## Task goal
Pick out each line with the word "Road" from the material that follows.

[Dataset rows about figures]

^^^^^^^^

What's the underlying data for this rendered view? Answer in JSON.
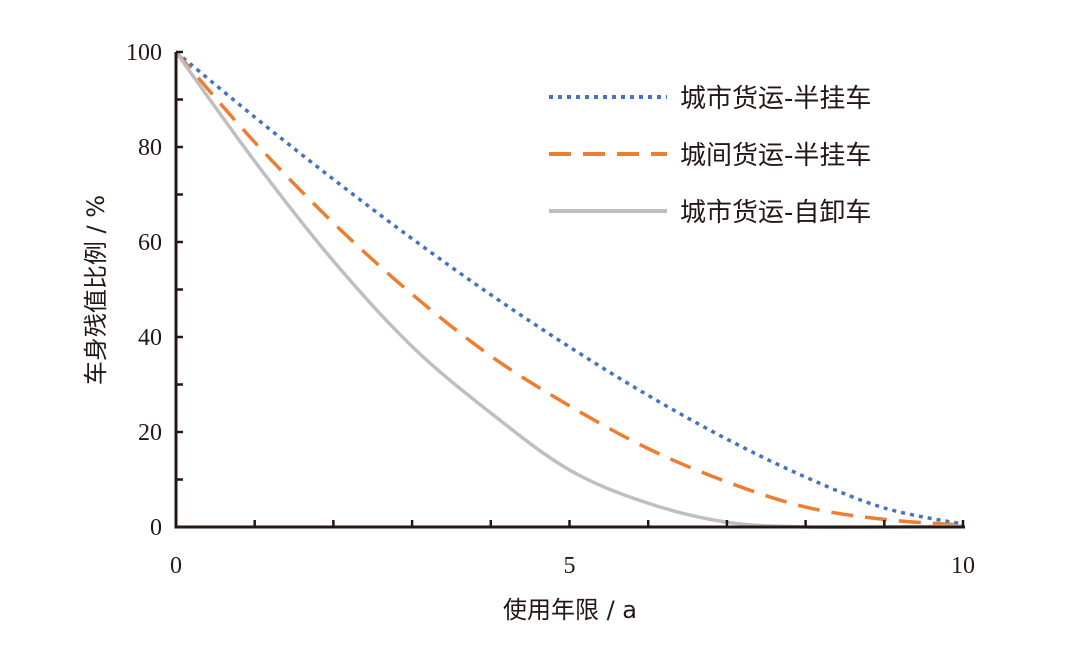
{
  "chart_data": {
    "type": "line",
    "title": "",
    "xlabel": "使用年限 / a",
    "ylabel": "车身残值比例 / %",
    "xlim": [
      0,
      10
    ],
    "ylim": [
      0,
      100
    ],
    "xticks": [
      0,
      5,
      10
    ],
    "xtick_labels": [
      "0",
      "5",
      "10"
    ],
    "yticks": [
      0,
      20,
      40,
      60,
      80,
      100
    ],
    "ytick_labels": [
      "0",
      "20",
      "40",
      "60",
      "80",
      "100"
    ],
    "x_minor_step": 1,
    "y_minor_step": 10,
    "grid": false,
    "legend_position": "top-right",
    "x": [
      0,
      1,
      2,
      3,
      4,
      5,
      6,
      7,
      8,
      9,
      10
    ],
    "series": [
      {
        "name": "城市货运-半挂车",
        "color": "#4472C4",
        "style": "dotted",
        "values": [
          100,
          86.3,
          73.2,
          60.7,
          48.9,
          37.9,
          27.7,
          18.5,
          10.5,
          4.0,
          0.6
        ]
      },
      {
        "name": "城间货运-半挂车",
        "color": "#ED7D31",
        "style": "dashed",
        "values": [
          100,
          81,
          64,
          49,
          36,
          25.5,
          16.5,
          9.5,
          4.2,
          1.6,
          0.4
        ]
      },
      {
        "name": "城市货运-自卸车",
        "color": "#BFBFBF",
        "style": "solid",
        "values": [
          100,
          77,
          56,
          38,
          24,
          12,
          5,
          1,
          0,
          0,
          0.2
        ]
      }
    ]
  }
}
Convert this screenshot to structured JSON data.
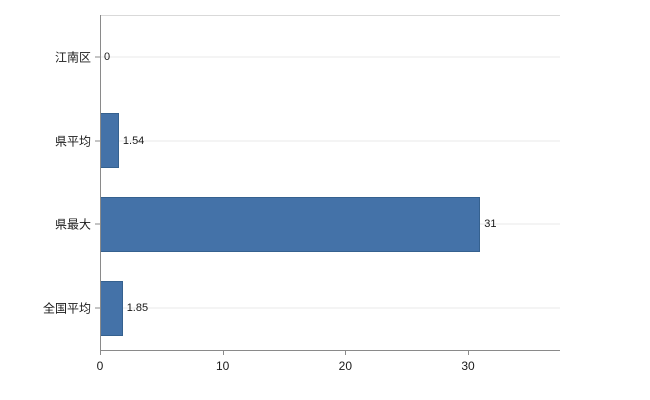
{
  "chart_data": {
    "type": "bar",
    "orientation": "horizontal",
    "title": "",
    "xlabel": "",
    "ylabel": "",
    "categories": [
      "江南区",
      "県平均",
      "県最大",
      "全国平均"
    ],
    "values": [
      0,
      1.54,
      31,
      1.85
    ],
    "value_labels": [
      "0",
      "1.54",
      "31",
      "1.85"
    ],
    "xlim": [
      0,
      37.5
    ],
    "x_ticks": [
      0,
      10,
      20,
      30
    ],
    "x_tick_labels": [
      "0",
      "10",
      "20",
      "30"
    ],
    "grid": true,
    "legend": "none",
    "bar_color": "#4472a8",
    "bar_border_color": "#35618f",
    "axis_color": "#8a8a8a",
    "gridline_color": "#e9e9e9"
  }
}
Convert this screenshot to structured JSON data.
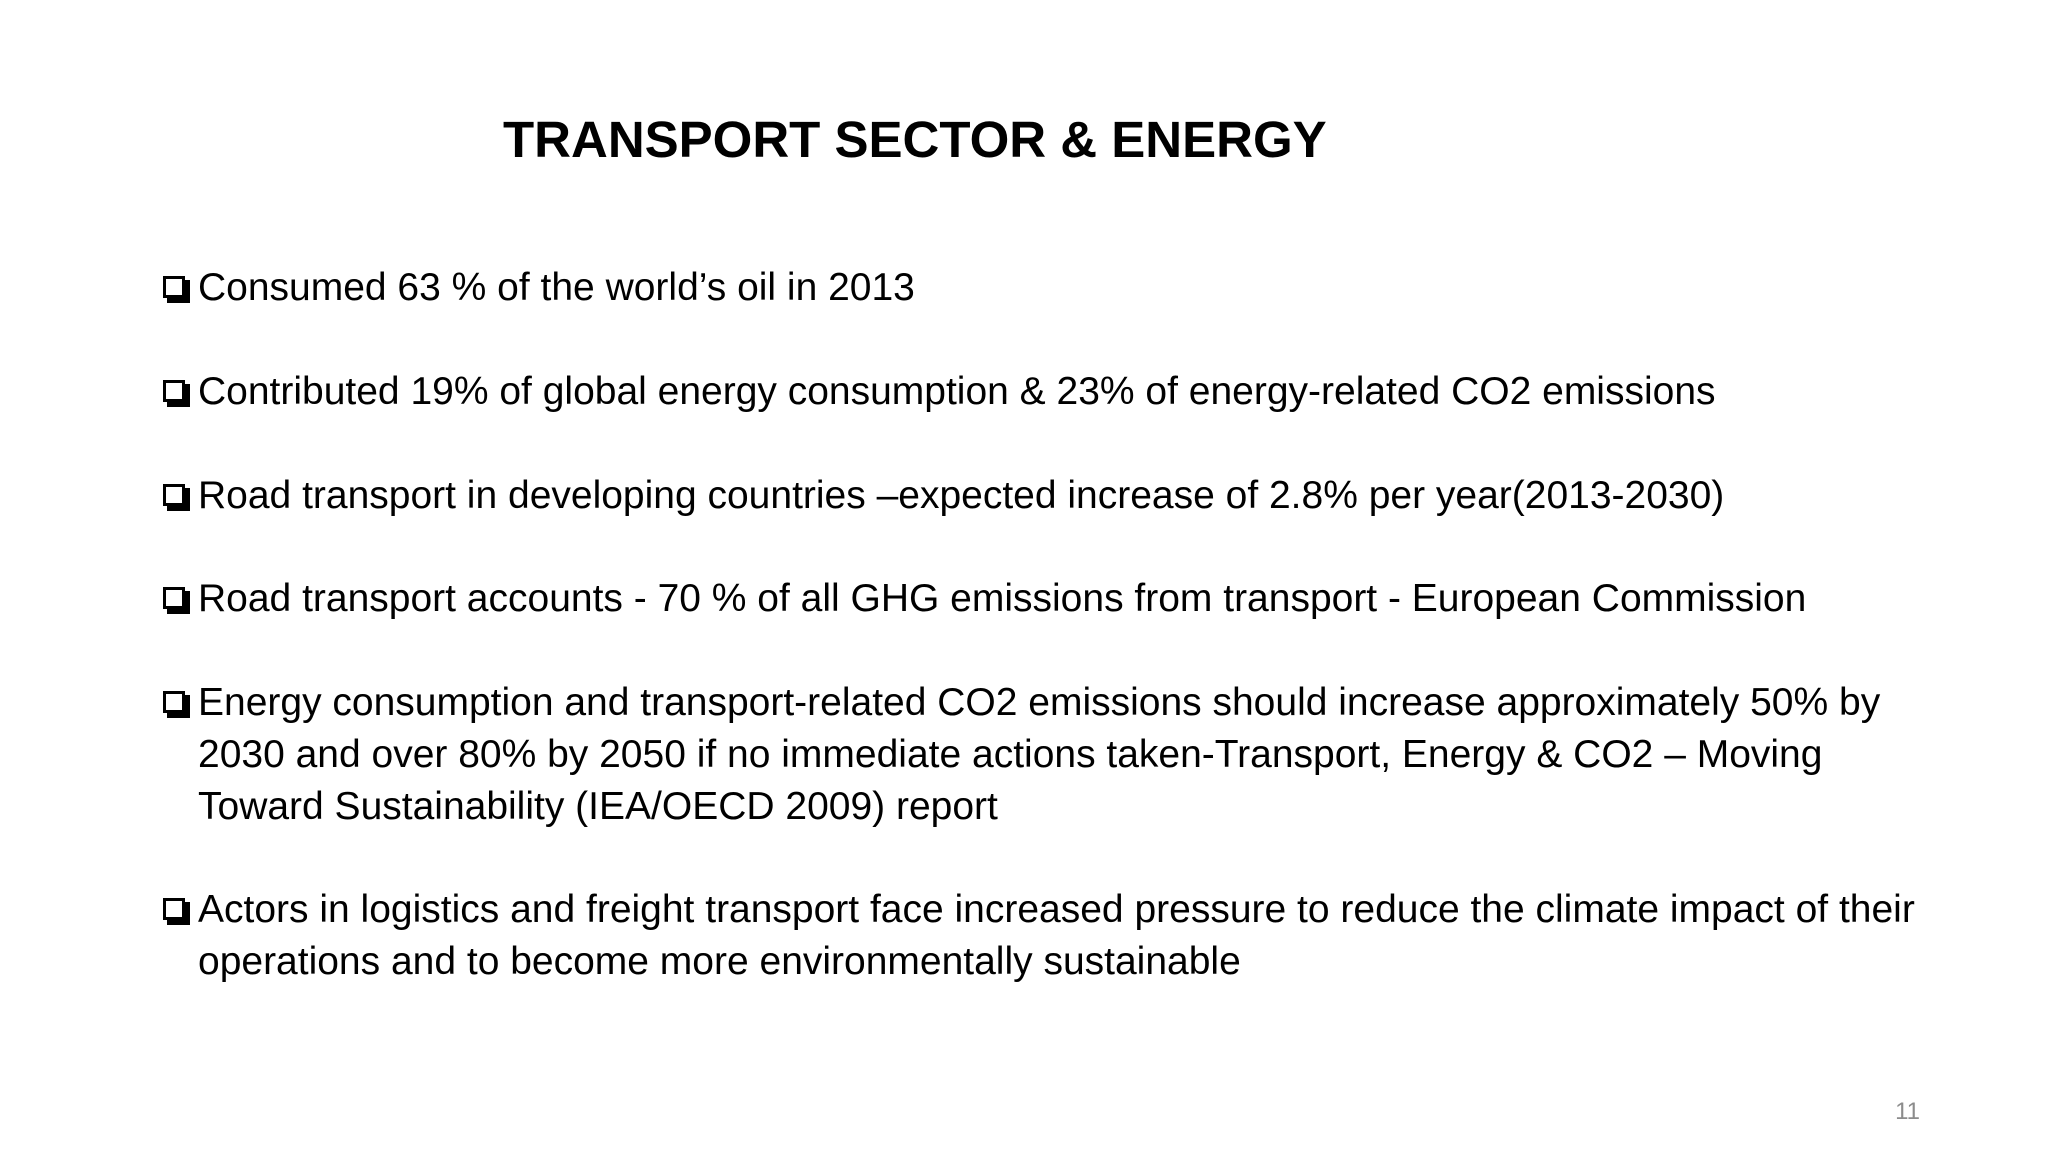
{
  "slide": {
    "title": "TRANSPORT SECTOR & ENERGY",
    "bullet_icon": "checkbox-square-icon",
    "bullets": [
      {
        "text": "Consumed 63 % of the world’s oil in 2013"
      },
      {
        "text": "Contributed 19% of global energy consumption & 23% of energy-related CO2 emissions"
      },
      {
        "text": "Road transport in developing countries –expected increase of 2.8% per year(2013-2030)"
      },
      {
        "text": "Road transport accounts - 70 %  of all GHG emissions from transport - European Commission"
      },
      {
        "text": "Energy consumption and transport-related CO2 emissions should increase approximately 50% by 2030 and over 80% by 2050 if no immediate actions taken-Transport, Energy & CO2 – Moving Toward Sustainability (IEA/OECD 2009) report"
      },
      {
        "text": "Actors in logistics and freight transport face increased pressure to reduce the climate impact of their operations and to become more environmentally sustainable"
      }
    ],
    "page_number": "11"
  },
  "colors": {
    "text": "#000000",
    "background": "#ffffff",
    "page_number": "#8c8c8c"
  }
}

^^^^^^^^

## Solved problem
        "text": "Road transport in developing countries –expected increase of 2.8% per year(2013-2030)"
        "text": "Road transport accounts - 70 %  of all GHG emissions from transport - European Commission"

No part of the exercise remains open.